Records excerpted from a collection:

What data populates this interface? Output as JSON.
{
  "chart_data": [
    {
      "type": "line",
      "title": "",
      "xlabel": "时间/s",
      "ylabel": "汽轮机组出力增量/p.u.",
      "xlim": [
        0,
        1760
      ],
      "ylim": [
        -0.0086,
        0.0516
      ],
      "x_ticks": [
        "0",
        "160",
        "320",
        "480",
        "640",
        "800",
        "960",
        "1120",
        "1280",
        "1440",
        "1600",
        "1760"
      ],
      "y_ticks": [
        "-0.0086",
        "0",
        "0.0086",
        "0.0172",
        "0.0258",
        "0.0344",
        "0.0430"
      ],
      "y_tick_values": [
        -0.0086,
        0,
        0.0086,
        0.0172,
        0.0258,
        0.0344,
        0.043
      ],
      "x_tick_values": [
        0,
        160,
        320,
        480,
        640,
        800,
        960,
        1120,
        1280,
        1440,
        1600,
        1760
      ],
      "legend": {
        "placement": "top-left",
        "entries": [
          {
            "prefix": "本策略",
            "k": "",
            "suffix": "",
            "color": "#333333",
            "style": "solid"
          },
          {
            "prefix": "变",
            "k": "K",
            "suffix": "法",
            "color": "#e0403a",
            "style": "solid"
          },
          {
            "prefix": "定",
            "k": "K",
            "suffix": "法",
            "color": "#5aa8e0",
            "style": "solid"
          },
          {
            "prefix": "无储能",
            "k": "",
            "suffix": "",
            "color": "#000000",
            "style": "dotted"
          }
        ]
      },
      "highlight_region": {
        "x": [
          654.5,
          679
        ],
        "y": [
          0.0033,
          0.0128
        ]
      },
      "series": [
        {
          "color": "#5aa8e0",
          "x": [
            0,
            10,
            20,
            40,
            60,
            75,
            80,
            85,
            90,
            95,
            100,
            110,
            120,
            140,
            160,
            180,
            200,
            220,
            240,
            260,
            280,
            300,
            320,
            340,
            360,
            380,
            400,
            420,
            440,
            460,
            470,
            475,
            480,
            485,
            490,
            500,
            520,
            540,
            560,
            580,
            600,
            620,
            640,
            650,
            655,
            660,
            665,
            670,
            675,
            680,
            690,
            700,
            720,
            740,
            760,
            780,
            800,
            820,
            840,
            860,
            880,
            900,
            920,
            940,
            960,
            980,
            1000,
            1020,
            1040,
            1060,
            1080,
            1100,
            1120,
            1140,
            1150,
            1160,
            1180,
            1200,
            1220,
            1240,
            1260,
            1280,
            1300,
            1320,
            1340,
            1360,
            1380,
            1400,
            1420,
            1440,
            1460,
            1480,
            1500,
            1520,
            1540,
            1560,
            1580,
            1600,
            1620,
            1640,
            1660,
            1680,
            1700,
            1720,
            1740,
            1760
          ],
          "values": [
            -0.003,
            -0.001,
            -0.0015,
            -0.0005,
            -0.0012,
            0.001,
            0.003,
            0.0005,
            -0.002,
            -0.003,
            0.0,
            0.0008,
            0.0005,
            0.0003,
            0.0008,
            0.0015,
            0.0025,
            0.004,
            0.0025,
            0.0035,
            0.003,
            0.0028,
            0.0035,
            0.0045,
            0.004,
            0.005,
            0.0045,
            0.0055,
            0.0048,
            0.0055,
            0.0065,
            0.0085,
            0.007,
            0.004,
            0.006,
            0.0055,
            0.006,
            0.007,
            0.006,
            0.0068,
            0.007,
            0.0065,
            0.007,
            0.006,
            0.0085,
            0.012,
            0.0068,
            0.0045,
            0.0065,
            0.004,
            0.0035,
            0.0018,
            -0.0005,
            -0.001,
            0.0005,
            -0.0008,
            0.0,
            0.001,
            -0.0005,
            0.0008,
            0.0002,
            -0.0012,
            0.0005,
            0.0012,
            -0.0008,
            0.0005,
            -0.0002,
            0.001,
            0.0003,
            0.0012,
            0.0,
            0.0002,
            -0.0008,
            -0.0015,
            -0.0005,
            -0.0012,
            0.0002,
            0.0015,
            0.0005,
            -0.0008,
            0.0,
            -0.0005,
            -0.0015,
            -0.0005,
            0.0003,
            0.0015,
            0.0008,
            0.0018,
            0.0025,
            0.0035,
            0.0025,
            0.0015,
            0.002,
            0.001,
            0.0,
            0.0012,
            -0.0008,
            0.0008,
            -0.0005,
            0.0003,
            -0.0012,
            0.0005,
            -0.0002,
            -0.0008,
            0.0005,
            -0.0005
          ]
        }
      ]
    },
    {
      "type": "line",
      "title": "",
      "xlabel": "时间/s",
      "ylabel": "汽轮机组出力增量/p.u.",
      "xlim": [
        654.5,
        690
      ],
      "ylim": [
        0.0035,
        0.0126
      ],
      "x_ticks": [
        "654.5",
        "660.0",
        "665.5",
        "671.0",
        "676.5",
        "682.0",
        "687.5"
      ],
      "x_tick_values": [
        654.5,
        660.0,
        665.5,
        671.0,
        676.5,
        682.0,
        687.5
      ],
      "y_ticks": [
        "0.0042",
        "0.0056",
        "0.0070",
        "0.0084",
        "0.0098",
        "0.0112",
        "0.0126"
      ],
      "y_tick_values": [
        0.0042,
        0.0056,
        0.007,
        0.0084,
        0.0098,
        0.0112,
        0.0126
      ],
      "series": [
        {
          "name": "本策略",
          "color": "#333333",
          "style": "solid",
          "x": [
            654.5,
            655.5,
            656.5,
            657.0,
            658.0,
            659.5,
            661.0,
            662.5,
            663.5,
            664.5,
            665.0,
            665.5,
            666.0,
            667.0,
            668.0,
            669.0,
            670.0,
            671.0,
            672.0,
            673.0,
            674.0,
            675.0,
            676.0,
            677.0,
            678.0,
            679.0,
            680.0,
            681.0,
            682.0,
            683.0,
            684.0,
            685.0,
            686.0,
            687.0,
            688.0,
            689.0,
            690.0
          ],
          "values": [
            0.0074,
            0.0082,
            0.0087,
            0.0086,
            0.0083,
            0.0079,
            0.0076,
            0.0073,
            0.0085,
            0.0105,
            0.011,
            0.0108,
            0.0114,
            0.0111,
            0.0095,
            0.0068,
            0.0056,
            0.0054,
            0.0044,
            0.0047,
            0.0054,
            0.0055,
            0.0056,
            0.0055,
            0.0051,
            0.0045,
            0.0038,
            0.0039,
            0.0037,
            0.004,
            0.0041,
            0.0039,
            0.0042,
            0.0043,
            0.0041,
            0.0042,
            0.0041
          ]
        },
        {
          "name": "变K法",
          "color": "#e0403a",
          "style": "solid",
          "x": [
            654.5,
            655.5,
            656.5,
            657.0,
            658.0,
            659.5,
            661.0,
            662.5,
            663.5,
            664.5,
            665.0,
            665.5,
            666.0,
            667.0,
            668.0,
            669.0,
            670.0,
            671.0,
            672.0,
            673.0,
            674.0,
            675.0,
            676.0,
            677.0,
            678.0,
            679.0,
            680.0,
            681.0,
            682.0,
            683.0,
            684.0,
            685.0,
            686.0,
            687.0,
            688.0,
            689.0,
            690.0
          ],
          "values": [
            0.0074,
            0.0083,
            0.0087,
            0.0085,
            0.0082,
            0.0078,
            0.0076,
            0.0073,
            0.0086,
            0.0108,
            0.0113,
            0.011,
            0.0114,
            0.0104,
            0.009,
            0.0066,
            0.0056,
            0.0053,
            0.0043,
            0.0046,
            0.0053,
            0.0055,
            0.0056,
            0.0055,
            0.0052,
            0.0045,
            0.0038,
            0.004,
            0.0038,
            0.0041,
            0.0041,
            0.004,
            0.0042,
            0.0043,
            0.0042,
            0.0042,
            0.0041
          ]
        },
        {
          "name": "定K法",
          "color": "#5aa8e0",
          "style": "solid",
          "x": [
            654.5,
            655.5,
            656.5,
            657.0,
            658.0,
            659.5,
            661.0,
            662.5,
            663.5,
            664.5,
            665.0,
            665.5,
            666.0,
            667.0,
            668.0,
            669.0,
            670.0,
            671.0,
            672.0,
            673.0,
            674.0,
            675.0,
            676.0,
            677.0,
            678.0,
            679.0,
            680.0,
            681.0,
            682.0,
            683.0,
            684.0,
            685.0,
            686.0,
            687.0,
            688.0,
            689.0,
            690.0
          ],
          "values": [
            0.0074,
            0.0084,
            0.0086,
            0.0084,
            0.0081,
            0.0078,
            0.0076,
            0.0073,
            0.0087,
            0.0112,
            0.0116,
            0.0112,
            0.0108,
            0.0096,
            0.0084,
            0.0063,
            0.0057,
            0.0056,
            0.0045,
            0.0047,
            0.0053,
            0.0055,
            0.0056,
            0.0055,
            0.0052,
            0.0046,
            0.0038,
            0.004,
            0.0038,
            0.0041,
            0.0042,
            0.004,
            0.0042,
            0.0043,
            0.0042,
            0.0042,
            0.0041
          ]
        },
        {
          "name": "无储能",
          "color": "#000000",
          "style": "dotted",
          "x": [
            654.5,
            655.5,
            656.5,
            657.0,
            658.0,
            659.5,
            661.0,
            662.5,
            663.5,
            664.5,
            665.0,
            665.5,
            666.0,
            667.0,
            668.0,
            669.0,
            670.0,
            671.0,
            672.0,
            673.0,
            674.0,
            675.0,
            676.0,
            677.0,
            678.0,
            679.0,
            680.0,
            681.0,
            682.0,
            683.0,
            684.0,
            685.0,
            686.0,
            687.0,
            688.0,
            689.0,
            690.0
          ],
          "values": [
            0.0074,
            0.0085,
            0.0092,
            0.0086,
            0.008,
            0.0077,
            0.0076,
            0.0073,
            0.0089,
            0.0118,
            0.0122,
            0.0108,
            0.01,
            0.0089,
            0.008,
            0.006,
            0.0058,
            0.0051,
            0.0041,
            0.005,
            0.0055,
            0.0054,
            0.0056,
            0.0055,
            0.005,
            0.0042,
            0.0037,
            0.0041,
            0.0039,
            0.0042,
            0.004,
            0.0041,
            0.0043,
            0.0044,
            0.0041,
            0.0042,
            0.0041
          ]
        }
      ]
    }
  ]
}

[EXERCISE GOAL]: For the entries shown above, give the number of lines that include the word "color", without any other text.

[THE SOLUTION]: 9